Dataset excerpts

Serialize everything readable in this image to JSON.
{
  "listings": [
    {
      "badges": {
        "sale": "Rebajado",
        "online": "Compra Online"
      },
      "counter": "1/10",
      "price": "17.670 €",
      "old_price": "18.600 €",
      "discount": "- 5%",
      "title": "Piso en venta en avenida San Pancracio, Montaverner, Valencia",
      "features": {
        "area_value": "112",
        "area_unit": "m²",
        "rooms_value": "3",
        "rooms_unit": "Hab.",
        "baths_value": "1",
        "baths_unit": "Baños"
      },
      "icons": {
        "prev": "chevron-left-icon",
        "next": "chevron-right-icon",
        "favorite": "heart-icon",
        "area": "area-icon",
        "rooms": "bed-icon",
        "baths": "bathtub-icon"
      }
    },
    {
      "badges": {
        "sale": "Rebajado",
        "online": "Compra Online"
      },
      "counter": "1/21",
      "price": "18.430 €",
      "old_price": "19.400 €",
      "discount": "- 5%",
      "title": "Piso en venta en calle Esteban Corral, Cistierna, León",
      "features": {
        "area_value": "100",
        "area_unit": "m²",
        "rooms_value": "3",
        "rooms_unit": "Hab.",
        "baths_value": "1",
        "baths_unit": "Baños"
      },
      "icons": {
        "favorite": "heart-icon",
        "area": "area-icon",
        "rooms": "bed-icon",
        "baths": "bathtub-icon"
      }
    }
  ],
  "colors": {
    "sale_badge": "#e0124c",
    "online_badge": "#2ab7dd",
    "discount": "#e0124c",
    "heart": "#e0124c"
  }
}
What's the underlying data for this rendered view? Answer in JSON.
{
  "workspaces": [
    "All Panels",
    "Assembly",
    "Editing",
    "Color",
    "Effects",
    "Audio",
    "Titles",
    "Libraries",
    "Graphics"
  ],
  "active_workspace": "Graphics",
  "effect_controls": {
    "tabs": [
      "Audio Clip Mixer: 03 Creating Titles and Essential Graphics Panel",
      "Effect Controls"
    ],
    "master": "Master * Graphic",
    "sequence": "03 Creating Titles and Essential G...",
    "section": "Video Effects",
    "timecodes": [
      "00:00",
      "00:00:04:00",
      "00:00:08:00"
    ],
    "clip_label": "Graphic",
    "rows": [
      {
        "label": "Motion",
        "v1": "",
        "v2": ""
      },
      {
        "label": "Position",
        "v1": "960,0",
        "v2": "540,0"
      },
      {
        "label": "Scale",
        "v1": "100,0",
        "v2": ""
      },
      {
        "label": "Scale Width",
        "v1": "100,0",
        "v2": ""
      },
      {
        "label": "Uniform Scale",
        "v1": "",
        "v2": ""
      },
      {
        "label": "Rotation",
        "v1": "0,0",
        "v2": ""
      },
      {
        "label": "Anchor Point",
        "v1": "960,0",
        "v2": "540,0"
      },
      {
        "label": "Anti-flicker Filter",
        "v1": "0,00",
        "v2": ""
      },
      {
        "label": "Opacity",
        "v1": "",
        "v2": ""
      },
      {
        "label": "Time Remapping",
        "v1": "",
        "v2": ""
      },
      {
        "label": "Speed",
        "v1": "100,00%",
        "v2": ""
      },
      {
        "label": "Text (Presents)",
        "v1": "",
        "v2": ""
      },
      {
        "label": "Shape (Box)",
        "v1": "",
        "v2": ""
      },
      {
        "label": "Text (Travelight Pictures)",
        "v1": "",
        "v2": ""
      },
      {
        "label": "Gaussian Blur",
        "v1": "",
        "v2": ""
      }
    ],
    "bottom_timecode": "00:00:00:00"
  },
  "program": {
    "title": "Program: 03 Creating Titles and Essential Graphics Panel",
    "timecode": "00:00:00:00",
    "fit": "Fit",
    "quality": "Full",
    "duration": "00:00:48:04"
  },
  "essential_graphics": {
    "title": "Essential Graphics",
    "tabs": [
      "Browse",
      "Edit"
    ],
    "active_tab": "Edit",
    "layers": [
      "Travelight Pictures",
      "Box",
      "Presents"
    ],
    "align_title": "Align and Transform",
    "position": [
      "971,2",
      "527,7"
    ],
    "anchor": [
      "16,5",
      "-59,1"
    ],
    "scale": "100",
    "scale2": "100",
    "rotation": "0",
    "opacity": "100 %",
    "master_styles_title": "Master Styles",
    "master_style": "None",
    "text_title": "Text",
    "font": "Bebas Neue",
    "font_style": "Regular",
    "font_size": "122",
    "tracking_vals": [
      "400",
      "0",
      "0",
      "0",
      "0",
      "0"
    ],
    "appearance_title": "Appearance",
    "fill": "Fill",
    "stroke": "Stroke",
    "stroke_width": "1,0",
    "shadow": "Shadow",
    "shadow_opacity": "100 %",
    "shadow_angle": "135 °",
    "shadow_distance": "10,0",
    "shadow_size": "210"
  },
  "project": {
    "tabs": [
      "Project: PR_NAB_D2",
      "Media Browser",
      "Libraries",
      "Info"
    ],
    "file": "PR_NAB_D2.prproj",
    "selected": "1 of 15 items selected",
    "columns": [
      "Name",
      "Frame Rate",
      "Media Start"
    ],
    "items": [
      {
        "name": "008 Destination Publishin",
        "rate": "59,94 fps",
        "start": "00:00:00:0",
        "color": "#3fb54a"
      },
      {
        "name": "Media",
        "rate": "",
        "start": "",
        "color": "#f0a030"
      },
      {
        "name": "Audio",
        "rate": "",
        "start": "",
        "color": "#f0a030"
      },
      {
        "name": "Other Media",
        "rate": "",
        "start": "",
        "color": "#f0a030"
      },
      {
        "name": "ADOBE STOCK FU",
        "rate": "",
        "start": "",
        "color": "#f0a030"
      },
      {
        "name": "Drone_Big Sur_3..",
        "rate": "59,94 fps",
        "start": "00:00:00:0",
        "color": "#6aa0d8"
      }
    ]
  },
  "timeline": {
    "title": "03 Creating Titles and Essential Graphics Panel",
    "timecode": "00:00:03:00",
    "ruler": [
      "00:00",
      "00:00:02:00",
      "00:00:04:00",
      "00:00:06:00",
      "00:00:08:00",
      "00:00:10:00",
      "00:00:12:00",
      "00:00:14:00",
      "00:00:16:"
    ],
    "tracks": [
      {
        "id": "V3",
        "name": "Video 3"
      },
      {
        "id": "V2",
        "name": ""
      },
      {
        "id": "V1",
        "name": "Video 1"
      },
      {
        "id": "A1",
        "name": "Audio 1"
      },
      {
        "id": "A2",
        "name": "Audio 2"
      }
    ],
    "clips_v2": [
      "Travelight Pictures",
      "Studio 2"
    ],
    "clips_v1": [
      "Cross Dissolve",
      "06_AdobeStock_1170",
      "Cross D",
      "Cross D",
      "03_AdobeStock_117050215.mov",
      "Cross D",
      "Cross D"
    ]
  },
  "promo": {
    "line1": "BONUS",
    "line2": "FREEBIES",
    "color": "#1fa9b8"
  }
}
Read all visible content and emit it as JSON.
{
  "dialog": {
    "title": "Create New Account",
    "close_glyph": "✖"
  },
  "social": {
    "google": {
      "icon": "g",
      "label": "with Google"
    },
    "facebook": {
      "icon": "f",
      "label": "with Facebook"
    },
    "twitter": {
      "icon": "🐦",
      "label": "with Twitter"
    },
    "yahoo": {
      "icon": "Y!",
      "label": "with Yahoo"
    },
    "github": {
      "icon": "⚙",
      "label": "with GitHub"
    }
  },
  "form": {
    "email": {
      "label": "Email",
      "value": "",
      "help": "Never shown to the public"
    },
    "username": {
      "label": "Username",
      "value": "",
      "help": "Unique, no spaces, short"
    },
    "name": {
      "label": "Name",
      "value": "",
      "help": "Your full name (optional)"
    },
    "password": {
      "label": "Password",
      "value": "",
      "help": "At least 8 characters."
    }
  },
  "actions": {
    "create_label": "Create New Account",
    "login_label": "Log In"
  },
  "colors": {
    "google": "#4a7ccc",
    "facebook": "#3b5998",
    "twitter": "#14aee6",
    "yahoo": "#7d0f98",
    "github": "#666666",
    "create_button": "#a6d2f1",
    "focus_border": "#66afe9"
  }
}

- [Directions]:
Select and copy each line from the data that includes the word "items".

- [Solution for this problem]:
    "selected": "1 of 15 items selected",
    "items": [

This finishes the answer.